• Excerpt
BEGIN

Reality technology, augmented reality (AR), virtual reality (VR), and mixed-reality (MR), have the potential to immerse students in multi-dimensional, responsive environments with stunning visuals effects layered with audio, text, interactive media and a vast world of information. Before we explore the potential of reality technology in education more deeply, here’s a quick, simple way to think about AR, VR, and MR:
Augmented Reality brings any digital object into the user’s environment, usually through a live view from the camera of a smartphone or tablet device – think Pokemon Go.
Virtual Reality immerses the user into a different environment, real or imagined, usually using a headset device like HTC Vive, Oculus Rift, or Google Cardboard.
Mixed Reality combines elements of AR and VR allowing users to interact with digital objects and their environment simultaneously using devices like Microsoft’s HoloLens.
A New and Evolving Technology
While reality technology is still in the early stages of adoption, it is evolving and growing incredibly fast with significant breakthroughs offering new opportunities in education. On June 4, at Apple’s Worldwide Developers Conference, Craig Federighi, Apple's senior vice president of software engineering, announced the ARKit 2.0 which introduces a brand new multi-person mode. This new mode allows users to share data and digital objects in a virtual environment. Imagine students in the future collaborating in AR to build virtual projects.
At Facebook’s developers conference this past April, CTO Mike Schroepfer proclaimed their mission to get “billions of people into VR by reducing the cost and complexity”. This technology will soon be simple enough and inexpensive enough for every student to have access. Remember just a few years ago 3D printers and robotics were out of reach for the average school budget, but are commonly used in classrooms across the country today. Schroepfer also demonstrated Facebook’s latest social VR technology that enables users around the world to connect and interact with each other via realistic avatars and high definition renders of real environments. Imagine the hundreds of thousands of students taking virtual courses each year collaborating with their peers through social VR.
Here are a few examples of how AR, VR, and MR can help educators engage students:
Experiences Never Imagined
With reality technology students can travel across the world or be transported to past times and experience events, culture and history in ways never before imagined. Traditional text, pictures and videos can tell and show students about the Parthenon, but reality technology can place a student in the Parthenon immersed in the sights, sounds, culture and events of ancient Greece.

END

• Task objective
Please reproduce, word for word, the stretch of the excerpt on reality technology from "Virtual Reality immerses" through "or Google Cardboard.". The listing has no connection to the excerpt on reality technology.

• Source data
BEGIN

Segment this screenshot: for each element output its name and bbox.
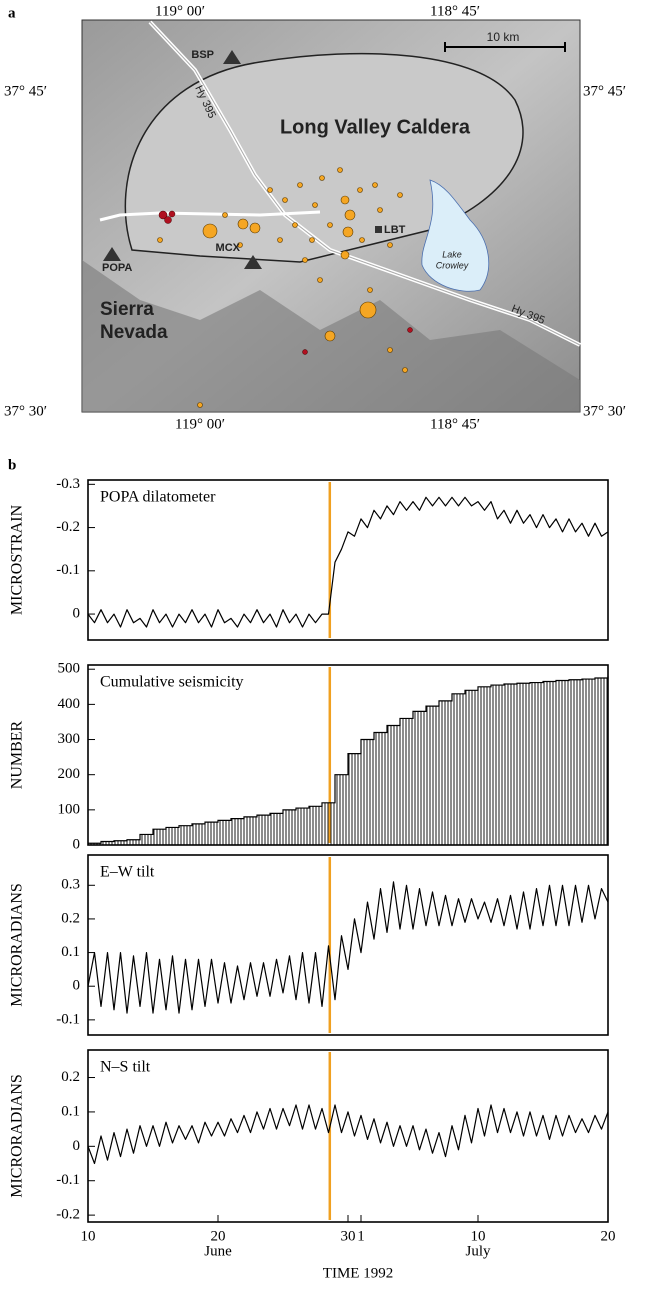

END

• Task output
Virtual Reality immerses the user into a different environment, real or imagined, usually using a headset device like HTC Vive, Oculus Rift, or Google Cardboard.